#### What is needed:
Count the lines in the data below where the string "meters" occurs, please, and give the number alone.

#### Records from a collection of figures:
^^^^^^^^^^^^^^^^
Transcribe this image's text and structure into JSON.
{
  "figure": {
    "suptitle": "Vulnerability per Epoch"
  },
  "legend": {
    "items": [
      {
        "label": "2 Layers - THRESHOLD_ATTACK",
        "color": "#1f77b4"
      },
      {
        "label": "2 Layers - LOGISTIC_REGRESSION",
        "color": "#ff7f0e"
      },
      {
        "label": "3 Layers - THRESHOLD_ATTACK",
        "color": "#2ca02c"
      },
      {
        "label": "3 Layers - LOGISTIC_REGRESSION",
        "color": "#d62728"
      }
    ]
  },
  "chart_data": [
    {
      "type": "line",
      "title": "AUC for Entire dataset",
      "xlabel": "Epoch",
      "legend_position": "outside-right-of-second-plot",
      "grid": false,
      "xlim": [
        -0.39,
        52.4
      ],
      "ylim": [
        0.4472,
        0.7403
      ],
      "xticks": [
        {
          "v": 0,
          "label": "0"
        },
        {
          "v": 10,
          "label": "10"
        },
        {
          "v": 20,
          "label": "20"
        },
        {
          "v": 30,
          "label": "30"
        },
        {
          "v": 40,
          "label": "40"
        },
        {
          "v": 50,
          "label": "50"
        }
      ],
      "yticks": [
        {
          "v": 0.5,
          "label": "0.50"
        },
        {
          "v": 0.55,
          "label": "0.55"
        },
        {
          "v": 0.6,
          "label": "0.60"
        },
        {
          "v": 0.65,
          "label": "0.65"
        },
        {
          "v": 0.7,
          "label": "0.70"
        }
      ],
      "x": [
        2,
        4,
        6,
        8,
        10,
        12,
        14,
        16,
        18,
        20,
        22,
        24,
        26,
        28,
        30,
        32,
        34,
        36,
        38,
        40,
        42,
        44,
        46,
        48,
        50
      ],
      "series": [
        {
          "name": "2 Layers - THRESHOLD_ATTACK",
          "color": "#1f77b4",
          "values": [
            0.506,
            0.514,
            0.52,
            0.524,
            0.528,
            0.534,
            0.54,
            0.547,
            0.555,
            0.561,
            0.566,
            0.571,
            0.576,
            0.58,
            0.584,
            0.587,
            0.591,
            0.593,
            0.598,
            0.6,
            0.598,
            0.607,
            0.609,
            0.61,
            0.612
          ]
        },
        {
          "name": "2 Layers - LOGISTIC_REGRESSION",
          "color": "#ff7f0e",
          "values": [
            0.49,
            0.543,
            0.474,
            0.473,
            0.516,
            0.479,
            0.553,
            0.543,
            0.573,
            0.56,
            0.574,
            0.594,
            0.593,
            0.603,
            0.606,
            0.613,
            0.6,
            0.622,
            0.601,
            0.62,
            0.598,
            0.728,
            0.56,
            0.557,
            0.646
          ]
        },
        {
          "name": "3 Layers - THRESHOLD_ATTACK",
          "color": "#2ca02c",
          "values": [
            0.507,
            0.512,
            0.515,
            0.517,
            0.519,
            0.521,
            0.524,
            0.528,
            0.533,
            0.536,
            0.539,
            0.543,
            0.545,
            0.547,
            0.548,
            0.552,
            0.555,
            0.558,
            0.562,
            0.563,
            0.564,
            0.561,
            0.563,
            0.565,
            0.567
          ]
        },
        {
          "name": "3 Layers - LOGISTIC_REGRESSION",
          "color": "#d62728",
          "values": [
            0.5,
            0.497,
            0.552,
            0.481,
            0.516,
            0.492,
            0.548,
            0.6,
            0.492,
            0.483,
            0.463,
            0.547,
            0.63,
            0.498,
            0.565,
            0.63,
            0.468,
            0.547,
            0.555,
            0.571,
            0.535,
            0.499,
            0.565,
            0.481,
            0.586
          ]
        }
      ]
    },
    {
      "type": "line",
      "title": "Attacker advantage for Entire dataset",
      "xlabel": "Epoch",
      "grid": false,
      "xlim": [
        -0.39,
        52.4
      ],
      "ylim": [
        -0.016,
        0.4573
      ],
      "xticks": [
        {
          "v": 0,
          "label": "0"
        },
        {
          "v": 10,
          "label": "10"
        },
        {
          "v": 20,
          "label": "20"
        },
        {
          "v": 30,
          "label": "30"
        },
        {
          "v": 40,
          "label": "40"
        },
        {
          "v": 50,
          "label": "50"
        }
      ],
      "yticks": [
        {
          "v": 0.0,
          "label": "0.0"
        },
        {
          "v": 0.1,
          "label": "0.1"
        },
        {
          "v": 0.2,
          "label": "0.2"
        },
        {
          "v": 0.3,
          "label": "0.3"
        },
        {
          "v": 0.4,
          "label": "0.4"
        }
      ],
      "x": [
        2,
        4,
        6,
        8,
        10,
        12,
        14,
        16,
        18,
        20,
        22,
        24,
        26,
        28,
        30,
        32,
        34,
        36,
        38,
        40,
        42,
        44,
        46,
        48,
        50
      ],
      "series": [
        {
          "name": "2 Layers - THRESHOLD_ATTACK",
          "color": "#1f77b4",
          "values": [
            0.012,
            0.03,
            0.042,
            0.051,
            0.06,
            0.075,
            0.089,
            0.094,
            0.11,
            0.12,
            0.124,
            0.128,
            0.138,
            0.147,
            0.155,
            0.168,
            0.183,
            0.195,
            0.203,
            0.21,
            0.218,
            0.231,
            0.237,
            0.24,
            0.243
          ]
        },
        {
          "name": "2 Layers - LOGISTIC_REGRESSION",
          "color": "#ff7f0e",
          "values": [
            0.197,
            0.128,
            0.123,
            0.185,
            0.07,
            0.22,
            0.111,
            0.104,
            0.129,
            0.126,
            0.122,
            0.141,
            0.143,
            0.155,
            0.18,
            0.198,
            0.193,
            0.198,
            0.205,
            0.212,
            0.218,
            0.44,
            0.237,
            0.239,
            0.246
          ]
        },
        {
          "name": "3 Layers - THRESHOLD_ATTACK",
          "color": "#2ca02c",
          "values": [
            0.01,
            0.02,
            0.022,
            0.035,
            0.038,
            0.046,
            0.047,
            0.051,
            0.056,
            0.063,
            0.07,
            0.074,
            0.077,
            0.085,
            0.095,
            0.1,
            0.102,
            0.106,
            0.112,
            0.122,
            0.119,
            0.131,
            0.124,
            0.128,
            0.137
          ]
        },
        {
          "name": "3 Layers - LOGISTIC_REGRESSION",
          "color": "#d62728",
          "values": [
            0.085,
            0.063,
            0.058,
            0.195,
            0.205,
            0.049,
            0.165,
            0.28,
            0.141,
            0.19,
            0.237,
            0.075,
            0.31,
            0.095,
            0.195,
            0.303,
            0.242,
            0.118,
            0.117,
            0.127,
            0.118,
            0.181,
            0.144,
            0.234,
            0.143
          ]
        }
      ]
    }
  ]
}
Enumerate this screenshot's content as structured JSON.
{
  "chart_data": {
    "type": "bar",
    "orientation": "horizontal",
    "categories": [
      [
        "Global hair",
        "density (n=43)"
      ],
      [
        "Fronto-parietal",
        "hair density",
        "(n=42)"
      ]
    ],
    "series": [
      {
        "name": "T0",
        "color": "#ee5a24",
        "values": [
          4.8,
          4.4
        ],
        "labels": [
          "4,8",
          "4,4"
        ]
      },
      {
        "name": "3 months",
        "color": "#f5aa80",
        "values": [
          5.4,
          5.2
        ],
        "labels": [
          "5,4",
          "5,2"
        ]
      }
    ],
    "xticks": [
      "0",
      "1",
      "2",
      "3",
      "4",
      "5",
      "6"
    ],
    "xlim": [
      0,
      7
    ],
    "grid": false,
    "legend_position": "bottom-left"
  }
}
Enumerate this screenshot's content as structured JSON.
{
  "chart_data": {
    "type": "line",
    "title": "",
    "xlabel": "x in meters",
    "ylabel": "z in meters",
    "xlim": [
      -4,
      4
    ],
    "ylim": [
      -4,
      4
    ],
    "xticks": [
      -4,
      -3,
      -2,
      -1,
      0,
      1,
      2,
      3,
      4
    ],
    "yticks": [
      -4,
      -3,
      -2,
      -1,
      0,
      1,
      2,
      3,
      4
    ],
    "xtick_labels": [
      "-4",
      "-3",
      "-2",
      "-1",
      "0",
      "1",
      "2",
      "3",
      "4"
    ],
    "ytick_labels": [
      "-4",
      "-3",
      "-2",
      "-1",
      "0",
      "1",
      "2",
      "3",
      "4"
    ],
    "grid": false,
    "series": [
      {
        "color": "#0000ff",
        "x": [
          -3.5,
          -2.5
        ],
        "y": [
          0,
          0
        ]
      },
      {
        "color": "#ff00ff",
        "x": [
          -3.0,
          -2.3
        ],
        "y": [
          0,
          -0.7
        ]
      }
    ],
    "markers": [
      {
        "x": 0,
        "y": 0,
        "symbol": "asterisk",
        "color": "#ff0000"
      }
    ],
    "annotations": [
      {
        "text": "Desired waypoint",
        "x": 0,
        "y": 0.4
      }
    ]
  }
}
^^^^^^^^^^^^^^^^
#### Solution to the exercise:
2